Stored records:
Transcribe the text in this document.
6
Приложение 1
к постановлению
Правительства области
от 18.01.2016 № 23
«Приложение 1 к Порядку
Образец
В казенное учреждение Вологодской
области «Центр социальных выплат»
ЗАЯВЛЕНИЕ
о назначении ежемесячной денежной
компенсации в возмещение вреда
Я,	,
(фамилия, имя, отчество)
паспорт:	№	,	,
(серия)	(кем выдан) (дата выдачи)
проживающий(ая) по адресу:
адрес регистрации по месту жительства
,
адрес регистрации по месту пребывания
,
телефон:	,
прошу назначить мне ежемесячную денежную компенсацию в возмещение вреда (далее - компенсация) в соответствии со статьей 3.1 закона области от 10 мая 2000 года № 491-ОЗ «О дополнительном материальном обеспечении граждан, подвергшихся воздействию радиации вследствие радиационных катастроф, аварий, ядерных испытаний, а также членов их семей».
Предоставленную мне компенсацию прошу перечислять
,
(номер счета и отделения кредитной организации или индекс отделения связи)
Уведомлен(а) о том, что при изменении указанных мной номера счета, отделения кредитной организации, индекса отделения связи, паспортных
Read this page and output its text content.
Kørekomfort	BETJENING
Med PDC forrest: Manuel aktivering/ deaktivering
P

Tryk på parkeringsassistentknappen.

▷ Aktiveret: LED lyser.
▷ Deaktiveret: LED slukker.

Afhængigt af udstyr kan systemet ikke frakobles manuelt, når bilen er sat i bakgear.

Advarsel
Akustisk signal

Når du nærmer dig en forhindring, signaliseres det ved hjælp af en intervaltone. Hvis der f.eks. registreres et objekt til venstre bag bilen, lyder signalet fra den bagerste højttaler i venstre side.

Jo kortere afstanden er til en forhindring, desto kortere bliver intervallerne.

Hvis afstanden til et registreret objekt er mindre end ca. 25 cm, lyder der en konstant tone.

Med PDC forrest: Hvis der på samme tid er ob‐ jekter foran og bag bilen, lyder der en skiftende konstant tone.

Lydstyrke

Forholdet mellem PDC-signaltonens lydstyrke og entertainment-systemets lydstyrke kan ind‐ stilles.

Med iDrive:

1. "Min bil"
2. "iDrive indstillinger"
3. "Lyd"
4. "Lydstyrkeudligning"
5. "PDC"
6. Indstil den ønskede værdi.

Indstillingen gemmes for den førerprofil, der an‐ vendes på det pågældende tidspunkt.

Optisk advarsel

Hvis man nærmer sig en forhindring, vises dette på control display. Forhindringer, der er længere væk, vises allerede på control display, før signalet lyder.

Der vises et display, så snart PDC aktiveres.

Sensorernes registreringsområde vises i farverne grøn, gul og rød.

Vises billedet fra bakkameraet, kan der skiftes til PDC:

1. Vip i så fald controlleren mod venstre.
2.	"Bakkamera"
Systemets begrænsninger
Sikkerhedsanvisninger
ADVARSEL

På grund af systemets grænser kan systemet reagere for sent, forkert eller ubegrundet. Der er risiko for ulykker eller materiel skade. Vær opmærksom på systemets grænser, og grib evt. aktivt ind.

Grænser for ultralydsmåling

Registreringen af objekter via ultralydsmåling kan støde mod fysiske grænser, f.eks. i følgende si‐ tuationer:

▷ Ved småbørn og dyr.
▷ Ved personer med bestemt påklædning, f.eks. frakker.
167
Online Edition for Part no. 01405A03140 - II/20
--
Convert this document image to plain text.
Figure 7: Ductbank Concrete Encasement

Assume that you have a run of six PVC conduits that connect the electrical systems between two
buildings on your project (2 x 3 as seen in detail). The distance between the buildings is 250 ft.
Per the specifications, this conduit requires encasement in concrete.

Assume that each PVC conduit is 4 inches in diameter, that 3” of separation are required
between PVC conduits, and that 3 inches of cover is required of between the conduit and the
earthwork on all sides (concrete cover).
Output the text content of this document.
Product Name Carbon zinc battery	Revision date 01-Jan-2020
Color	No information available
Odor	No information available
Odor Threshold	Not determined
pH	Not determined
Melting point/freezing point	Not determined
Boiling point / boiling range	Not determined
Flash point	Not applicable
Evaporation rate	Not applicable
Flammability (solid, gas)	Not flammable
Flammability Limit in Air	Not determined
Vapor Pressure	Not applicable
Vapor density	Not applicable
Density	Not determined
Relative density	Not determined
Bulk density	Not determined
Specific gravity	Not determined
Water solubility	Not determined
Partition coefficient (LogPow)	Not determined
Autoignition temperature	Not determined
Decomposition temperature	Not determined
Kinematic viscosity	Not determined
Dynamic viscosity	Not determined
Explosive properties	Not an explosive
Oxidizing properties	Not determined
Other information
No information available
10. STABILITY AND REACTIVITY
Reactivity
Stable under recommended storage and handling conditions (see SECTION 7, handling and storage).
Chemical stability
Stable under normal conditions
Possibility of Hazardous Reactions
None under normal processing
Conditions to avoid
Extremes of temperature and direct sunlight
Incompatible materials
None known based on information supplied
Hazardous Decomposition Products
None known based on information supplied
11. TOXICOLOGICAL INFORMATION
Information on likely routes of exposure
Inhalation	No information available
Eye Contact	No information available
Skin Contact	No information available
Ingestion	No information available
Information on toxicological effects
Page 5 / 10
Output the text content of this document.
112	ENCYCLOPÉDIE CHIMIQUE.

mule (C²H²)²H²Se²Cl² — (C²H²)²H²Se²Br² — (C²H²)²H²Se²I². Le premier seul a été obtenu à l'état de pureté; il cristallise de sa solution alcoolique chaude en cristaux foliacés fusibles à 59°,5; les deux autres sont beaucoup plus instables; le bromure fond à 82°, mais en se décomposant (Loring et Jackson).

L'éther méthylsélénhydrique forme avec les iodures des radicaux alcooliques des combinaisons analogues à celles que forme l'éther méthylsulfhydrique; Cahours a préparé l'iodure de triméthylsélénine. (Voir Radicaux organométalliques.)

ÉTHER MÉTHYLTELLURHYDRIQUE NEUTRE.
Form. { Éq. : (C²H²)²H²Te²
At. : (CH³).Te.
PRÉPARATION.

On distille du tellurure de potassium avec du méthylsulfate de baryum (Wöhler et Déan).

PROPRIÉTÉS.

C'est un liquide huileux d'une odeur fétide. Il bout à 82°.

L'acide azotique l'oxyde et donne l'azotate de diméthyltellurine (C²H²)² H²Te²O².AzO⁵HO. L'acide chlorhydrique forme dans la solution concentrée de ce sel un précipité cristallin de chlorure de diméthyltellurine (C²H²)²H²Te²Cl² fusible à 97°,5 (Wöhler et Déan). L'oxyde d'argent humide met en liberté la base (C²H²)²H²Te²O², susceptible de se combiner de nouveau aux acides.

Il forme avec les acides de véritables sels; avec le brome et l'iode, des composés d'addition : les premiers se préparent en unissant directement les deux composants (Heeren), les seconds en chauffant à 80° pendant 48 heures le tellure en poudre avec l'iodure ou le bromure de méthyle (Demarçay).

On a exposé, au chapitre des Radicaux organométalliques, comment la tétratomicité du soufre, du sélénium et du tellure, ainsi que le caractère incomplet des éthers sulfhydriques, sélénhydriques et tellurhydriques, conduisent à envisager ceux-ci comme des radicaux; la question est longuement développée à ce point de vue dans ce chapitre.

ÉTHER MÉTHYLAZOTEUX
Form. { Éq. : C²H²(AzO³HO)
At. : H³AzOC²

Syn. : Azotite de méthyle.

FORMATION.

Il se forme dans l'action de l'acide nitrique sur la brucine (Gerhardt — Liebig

Exercise aim:
Find each line holding "properties". Copy it out.

Full solution:
Explosive properties	Not an explosive
Oxidizing properties	Not determined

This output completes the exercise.